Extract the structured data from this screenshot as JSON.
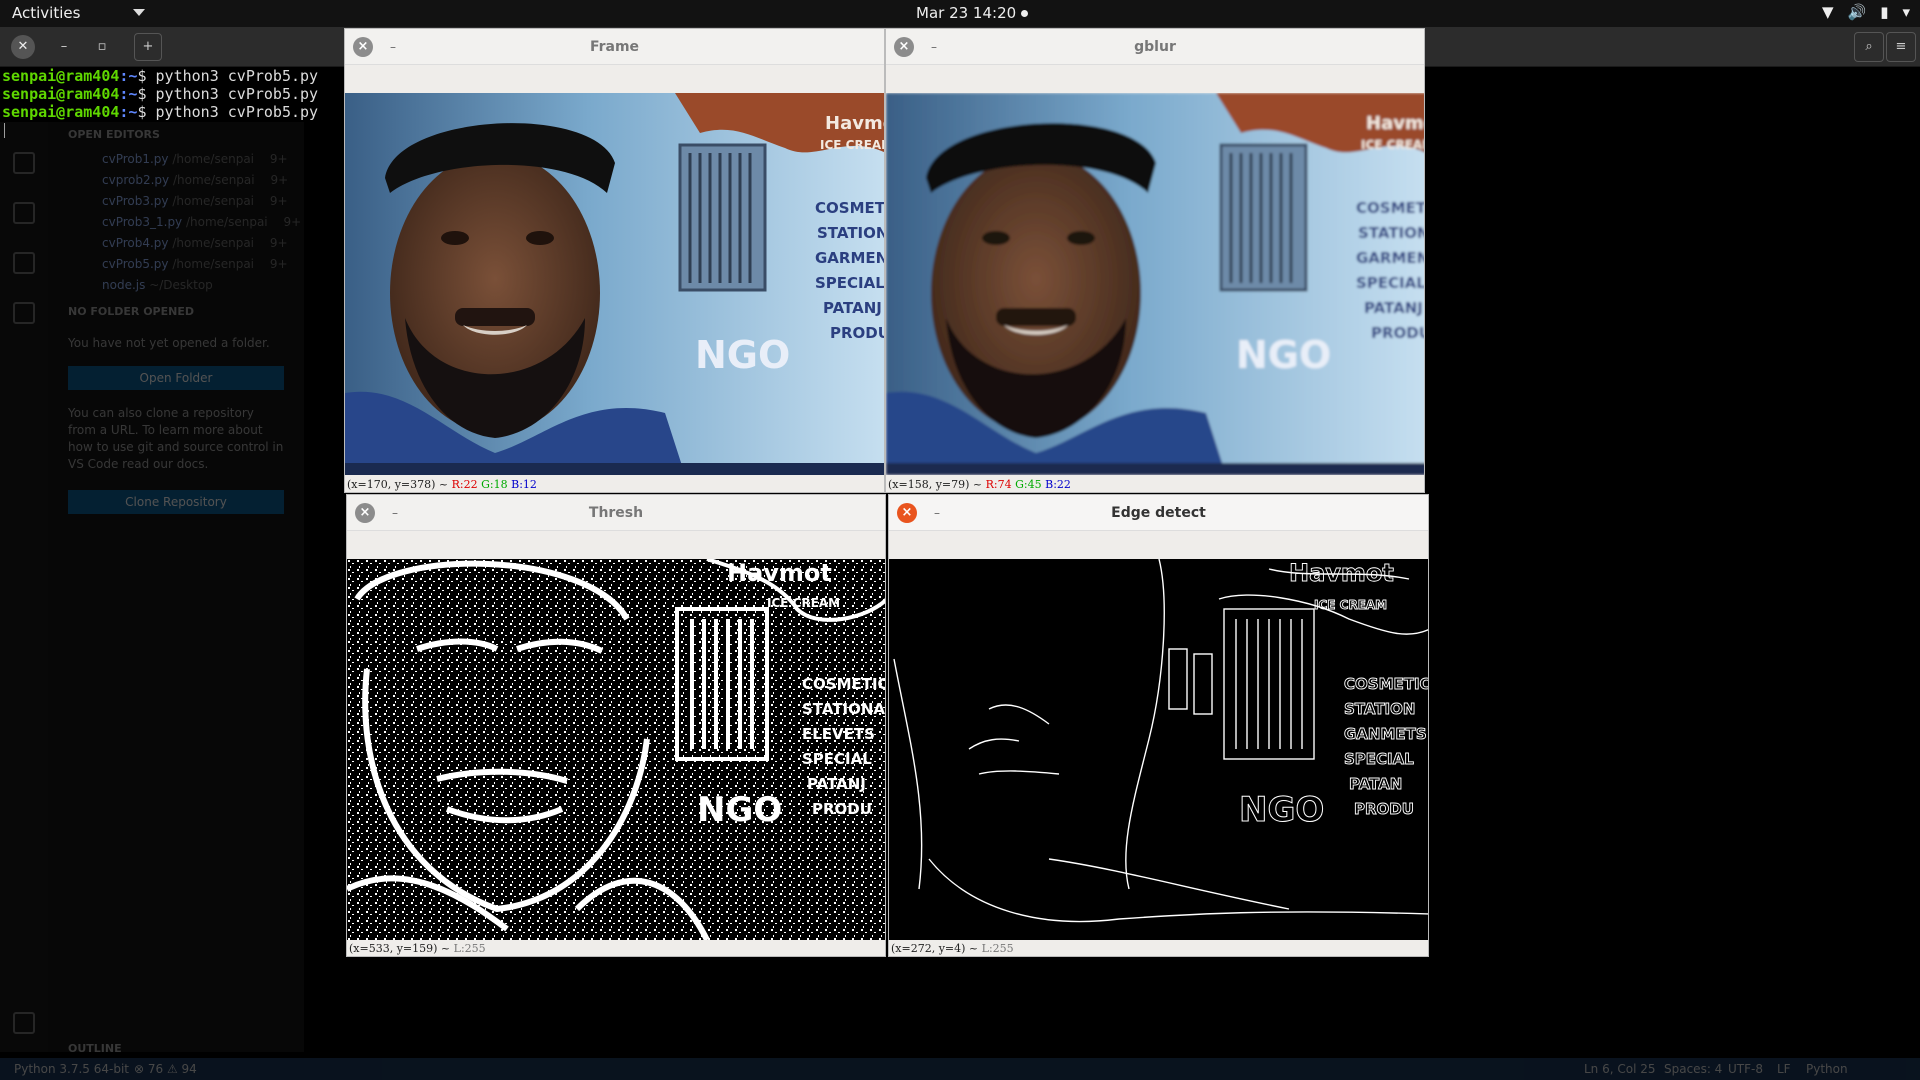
{
  "topbar": {
    "activities": "Activities",
    "clock": "Mar 23  14:20"
  },
  "terminal": {
    "lines": [
      {
        "user": "senpai@ram404",
        "path": ":~",
        "cmd": "$ python3 cvProb5.py"
      },
      {
        "user": "senpai@ram404",
        "path": ":~",
        "cmd": "$ python3 cvProb5.py"
      },
      {
        "user": "senpai@ram404",
        "path": ":~",
        "cmd": "$ python3 cvProb5.py"
      }
    ]
  },
  "vscode": {
    "open_editors": "OPEN EDITORS",
    "files": [
      {
        "name": "cvProb1.py",
        "dir": "/home/senpai",
        "badge": "9+"
      },
      {
        "name": "cvprob2.py",
        "dir": "/home/senpai",
        "badge": "9+"
      },
      {
        "name": "cvProb3.py",
        "dir": "/home/senpai",
        "badge": "9+"
      },
      {
        "name": "cvProb3_1.py",
        "dir": "/home/senpai",
        "badge": "9+"
      },
      {
        "name": "cvProb4.py",
        "dir": "/home/senpai",
        "badge": "9+"
      },
      {
        "name": "cvProb5.py",
        "dir": "/home/senpai",
        "badge": "9+"
      },
      {
        "name": "node.js",
        "dir": "~/Desktop",
        "badge": ""
      }
    ],
    "no_folder": "NO FOLDER OPENED",
    "no_folder_text": "You have not yet opened a folder.",
    "open_folder": "Open Folder",
    "clone_text": "You can also clone a repository from a URL. To learn more about how to use git and source control in VS Code read our docs.",
    "clone_button": "Clone Repository",
    "outline": "OUTLINE",
    "status": {
      "python": "Python 3.7.5 64-bit",
      "problems": "⊗ 76 ⚠ 94",
      "position": "Ln 6, Col 25",
      "spaces": "Spaces: 4",
      "encoding": "UTF-8",
      "eol": "LF",
      "language": "Python"
    }
  },
  "windows": {
    "frame": {
      "title": "Frame",
      "xy": "(x=170, y=378) ~ ",
      "r": "R:22",
      "g": "G:18",
      "b": "B:12"
    },
    "gblur": {
      "title": "gblur",
      "xy": "(x=158, y=79) ~ ",
      "r": "R:74",
      "g": "G:45",
      "b": "B:22"
    },
    "thresh": {
      "title": "Thresh",
      "xy": "(x=533, y=159) ~ ",
      "l": "L:255"
    },
    "edge": {
      "title": "Edge detect",
      "xy": "(x=272, y=4) ~ ",
      "l": "L:255"
    }
  }
}
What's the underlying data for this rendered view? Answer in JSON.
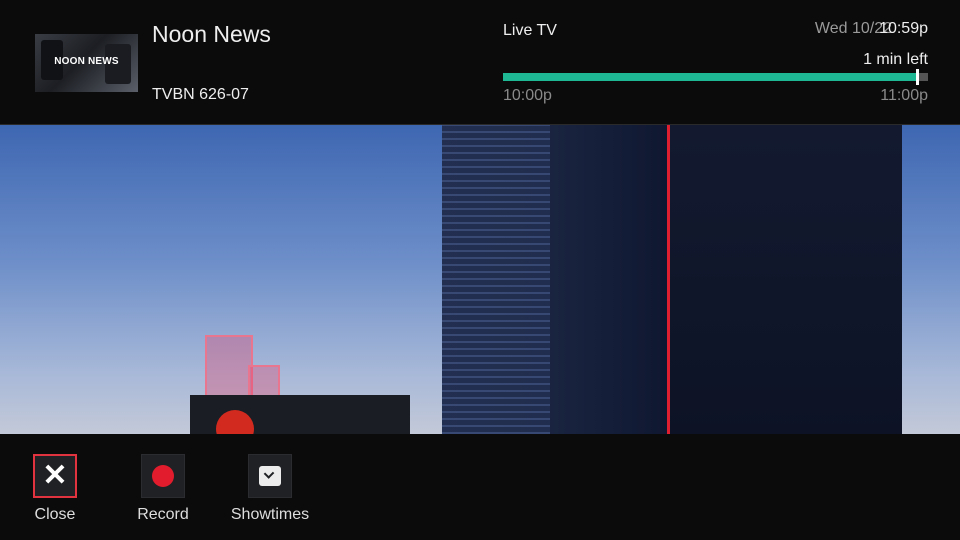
{
  "program": {
    "title": "Noon News",
    "channel": "TVBN 626-07",
    "thumbnail_text": "NOON NEWS"
  },
  "status": {
    "source": "Live TV",
    "date": "Wed 10/22",
    "time": "10:59p",
    "remaining": "1 min left",
    "start_time": "10:00p",
    "end_time": "11:00p",
    "progress_fraction": 0.974
  },
  "actions": [
    {
      "label": "Close",
      "icon": "close-icon"
    },
    {
      "label": "Record",
      "icon": "record-icon"
    },
    {
      "label": "Showtimes",
      "icon": "clock-icon"
    }
  ],
  "colors": {
    "progress": "#1fb894",
    "focus": "#e0333f",
    "record": "#e21c2c"
  }
}
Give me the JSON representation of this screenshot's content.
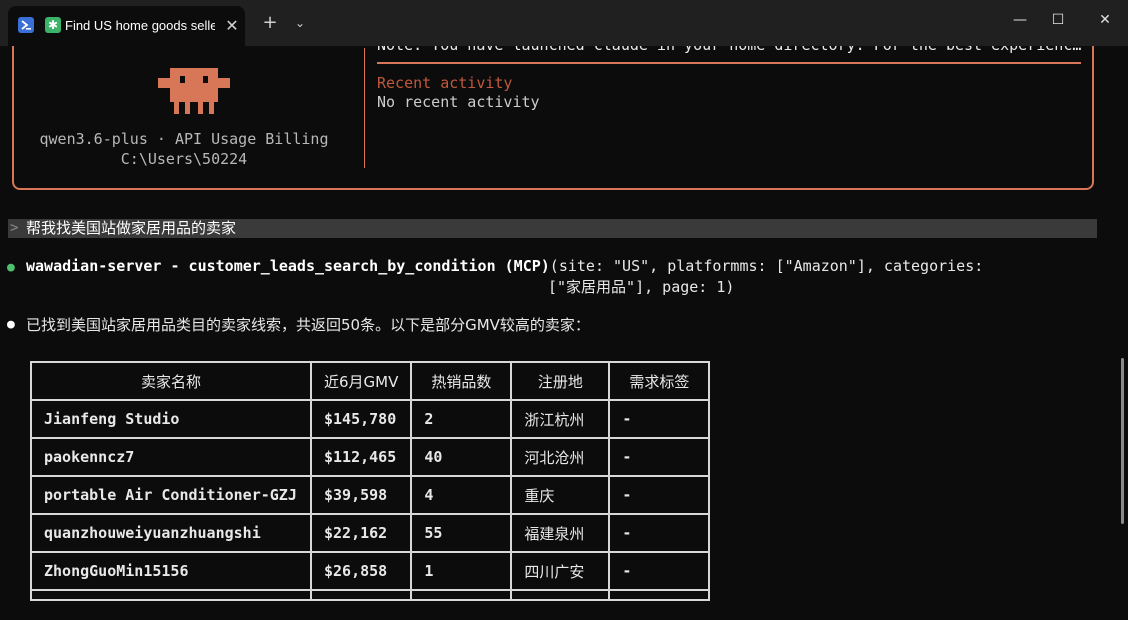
{
  "tab": {
    "title": "Find US home goods seller",
    "close_glyph": "✕",
    "icon": "powershell-icon",
    "status_icon": "claude-spinner-icon"
  },
  "titlebar": {
    "new_tab_glyph": "+",
    "dropdown_glyph": "⌄",
    "minimize_glyph": "—",
    "maximize_glyph": "☐",
    "close_glyph": "✕"
  },
  "welcome": {
    "model_line": "qwen3.6-plus · API Usage Billing",
    "path_line": "C:\\Users\\50224",
    "note": "Note: You have launched claude in your home directory. For the best experienc…",
    "recent_title": "Recent activity",
    "recent_body": "No recent activity",
    "accent_color": "#d77757"
  },
  "prompt": {
    "caret": ">",
    "text": "帮我找美国站做家居用品的卖家"
  },
  "tool_call": {
    "server": "wawadian-server - customer_leads_search_by_condition (MCP)",
    "args_line1": "(site: \"US\", platformms: [\"Amazon\"], categories:",
    "args_line2": "[\"家居用品\"], page: 1)",
    "bullet": "●",
    "bullet_color": "#4ec16e"
  },
  "message": {
    "bullet": "●",
    "text": "已找到美国站家居用品类目的卖家线索，共返回50条。以下是部分GMV较高的卖家："
  },
  "table": {
    "headers": [
      "卖家名称",
      "近6月GMV",
      "热销品数",
      "注册地",
      "需求标签"
    ],
    "rows": [
      [
        "Jianfeng Studio",
        "$145,780",
        "2",
        "浙江杭州",
        "-"
      ],
      [
        "paokenncz7",
        "$112,465",
        "40",
        "河北沧州",
        "-"
      ],
      [
        "portable Air Conditioner-GZJ",
        "$39,598",
        "4",
        "重庆",
        "-"
      ],
      [
        "quanzhouweiyuanzhuangshi",
        "$22,162",
        "55",
        "福建泉州",
        "-"
      ],
      [
        "ZhongGuoMin15156",
        "$26,858",
        "1",
        "四川广安",
        "-"
      ]
    ]
  }
}
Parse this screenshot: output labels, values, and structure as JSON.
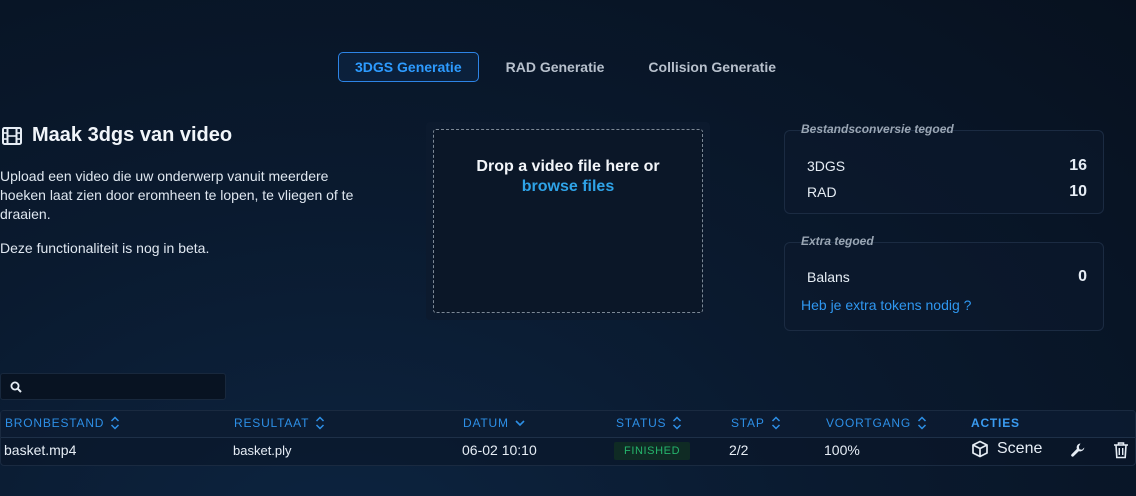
{
  "tabs": [
    {
      "label": "3DGS Generatie",
      "active": true
    },
    {
      "label": "RAD Generatie",
      "active": false
    },
    {
      "label": "Collision Generatie",
      "active": false
    }
  ],
  "intro": {
    "title": "Maak 3dgs van video",
    "description": "Upload een video die uw onderwerp vanuit meerdere hoeken laat zien door eromheen te lopen, te vliegen of te draaien.",
    "beta_note": "Deze functionaliteit is nog in beta."
  },
  "dropzone": {
    "text": "Drop a video file here or",
    "browse_label": "browse files"
  },
  "credits": {
    "title": "Bestandsconversie tegoed",
    "rows": [
      {
        "label": "3DGS",
        "value": "16"
      },
      {
        "label": "RAD",
        "value": "10"
      }
    ]
  },
  "extra": {
    "title": "Extra tegoed",
    "balance_label": "Balans",
    "balance_value": "0",
    "link": "Heb je extra tokens nodig ?"
  },
  "search": {
    "value": "",
    "placeholder": ""
  },
  "table": {
    "headers": {
      "source": "BRONBESTAND",
      "result": "RESULTAAT",
      "date": "DATUM",
      "status": "STATUS",
      "step": "STAP",
      "progress": "VOORTGANG",
      "actions": "ACTIES"
    },
    "rows": [
      {
        "source": "basket.mp4",
        "result": "basket.ply",
        "date": "06-02 10:10",
        "status": "FINISHED",
        "step": "2/2",
        "progress": "100%",
        "scene_label": "Scene"
      }
    ]
  },
  "colors": {
    "accent": "#2d9bff",
    "status_finished": "#25b56c",
    "background": "#0a1a2f"
  },
  "icons": [
    "film-icon",
    "search-icon",
    "sort-icon",
    "chevron-down-icon",
    "cube-icon",
    "wrench-icon",
    "trash-icon"
  ]
}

::::::

■ **Set task**: Write out each line of the data that holds the string "claude".

■ **Result below**:
    "status_icon": "claude-spinner-icon"
    "note": "Note: You have launched claude in your home directory. For the best experienc…",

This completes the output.